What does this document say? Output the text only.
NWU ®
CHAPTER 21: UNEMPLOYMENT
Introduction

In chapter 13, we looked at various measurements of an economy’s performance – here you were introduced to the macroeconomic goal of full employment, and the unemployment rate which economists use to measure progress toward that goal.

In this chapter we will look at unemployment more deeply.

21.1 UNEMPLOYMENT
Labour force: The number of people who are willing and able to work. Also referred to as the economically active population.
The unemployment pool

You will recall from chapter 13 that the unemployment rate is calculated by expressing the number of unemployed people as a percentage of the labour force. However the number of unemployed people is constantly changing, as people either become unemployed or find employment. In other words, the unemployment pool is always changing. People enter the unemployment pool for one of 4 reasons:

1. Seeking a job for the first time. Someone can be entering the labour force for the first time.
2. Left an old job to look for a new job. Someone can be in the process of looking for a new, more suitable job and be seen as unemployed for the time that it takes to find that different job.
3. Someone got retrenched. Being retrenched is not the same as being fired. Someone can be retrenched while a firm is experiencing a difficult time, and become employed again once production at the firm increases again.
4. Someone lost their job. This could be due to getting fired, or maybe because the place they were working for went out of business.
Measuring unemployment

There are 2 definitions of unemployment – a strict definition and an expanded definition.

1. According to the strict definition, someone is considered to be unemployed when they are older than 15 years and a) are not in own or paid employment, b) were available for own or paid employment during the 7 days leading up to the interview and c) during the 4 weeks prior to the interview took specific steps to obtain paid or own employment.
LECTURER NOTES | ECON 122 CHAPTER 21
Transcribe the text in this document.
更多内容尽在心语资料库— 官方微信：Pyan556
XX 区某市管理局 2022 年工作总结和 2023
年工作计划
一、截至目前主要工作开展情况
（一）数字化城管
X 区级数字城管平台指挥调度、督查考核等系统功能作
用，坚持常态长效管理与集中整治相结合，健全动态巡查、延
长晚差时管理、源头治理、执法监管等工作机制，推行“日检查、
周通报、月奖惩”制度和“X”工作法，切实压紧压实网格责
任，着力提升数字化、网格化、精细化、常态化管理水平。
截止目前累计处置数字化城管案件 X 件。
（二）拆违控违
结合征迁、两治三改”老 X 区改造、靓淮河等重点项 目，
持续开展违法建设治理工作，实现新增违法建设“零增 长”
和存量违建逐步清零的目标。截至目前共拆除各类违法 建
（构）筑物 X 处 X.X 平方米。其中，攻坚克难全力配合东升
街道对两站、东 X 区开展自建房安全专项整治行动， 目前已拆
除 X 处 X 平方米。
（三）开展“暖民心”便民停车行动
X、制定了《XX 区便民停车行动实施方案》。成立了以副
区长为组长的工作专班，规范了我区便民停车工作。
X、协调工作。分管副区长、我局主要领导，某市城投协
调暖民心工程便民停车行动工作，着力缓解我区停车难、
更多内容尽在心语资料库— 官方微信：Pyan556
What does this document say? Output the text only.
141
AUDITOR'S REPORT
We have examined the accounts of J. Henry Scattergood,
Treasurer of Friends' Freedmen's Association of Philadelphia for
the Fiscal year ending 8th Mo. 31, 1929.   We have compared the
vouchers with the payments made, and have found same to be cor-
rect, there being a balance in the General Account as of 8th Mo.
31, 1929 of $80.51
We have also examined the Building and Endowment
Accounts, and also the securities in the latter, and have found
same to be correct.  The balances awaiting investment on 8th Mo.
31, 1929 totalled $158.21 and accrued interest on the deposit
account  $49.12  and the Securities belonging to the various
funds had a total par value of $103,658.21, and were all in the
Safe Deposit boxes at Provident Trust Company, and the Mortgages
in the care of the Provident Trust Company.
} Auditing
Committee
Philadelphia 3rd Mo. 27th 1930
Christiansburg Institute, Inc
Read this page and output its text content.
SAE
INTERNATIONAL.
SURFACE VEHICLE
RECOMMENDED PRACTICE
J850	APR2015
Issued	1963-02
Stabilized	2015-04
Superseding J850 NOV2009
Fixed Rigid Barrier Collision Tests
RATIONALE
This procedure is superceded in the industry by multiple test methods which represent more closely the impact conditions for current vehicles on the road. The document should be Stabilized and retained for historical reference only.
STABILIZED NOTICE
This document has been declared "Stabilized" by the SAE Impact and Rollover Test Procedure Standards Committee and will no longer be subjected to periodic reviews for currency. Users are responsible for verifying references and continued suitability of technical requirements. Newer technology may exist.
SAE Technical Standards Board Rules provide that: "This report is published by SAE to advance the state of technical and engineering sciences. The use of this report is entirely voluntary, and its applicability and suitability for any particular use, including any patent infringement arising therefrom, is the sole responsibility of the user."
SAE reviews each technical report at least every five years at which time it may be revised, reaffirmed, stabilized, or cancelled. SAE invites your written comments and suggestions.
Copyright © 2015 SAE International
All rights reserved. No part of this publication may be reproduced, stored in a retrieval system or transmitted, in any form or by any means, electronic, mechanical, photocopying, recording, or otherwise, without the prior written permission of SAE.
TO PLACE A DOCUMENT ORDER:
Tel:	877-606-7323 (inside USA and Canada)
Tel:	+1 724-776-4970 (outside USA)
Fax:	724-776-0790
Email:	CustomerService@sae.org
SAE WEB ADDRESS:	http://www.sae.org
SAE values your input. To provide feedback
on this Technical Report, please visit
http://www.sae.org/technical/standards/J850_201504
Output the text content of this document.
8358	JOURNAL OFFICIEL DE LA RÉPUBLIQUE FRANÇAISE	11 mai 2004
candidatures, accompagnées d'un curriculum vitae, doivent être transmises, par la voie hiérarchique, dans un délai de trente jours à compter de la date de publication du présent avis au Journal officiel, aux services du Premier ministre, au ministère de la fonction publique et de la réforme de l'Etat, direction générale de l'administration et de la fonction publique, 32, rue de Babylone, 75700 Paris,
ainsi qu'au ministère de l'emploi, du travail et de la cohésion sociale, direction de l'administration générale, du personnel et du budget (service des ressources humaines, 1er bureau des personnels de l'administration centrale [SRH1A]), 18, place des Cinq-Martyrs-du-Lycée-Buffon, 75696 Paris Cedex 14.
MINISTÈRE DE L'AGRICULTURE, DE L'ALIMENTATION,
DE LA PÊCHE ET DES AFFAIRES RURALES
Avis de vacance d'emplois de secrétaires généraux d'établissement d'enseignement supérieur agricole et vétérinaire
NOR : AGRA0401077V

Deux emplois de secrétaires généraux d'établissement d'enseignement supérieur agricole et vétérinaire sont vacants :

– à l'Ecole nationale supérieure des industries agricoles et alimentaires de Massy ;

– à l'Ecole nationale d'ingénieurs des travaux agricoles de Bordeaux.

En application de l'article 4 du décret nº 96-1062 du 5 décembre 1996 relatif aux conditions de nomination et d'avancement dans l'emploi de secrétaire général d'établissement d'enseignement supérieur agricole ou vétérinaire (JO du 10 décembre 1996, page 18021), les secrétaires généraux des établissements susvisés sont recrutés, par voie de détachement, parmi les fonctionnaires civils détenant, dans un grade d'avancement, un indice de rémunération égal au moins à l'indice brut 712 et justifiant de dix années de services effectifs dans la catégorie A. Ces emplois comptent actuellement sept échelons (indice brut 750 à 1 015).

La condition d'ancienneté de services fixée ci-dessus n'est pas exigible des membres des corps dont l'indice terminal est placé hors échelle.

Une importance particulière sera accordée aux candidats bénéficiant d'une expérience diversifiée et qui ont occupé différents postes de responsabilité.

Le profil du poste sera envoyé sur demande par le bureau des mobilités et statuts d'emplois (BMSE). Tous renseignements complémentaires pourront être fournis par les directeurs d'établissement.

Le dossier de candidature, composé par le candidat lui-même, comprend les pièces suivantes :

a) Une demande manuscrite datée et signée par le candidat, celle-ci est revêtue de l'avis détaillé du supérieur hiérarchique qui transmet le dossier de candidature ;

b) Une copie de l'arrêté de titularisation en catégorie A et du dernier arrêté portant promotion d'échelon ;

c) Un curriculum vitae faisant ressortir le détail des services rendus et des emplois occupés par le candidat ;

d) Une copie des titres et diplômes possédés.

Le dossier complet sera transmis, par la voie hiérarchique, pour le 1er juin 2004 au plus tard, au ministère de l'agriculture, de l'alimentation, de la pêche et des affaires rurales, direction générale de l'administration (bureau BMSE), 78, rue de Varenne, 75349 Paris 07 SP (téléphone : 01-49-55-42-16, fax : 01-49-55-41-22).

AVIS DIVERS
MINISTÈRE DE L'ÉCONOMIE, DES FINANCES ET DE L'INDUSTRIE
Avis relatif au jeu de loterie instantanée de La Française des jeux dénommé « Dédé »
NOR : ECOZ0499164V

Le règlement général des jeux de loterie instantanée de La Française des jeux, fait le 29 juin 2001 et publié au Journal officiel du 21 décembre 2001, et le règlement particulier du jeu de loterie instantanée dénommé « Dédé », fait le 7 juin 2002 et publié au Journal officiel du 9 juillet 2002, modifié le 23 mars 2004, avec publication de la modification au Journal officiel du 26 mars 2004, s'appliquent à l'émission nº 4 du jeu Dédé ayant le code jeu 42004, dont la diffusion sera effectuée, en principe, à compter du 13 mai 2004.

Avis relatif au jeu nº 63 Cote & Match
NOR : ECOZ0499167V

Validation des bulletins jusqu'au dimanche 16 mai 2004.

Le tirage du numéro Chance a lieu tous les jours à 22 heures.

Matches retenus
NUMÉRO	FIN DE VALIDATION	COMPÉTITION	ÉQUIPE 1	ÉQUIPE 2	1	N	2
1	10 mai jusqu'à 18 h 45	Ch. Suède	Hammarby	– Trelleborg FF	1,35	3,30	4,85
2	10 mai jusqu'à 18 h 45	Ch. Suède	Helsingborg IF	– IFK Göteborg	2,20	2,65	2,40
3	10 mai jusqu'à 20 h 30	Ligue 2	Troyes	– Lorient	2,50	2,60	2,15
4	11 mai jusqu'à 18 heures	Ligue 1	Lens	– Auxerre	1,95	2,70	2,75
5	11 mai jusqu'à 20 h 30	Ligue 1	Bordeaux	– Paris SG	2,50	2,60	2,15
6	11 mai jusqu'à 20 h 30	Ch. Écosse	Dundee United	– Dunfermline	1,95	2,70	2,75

- - - - - - -

Stated exercise:
Above are the records. Copy every line in them holding "being".

Task answer:
3. Someone got retrenched. Being retrenched is not the same as being fired. Someone can be retrenched while a firm is experiencing a difficult time, and become employed again once production at the firm increases again.
rect, there being a balance in the General Account as of 8th Mo.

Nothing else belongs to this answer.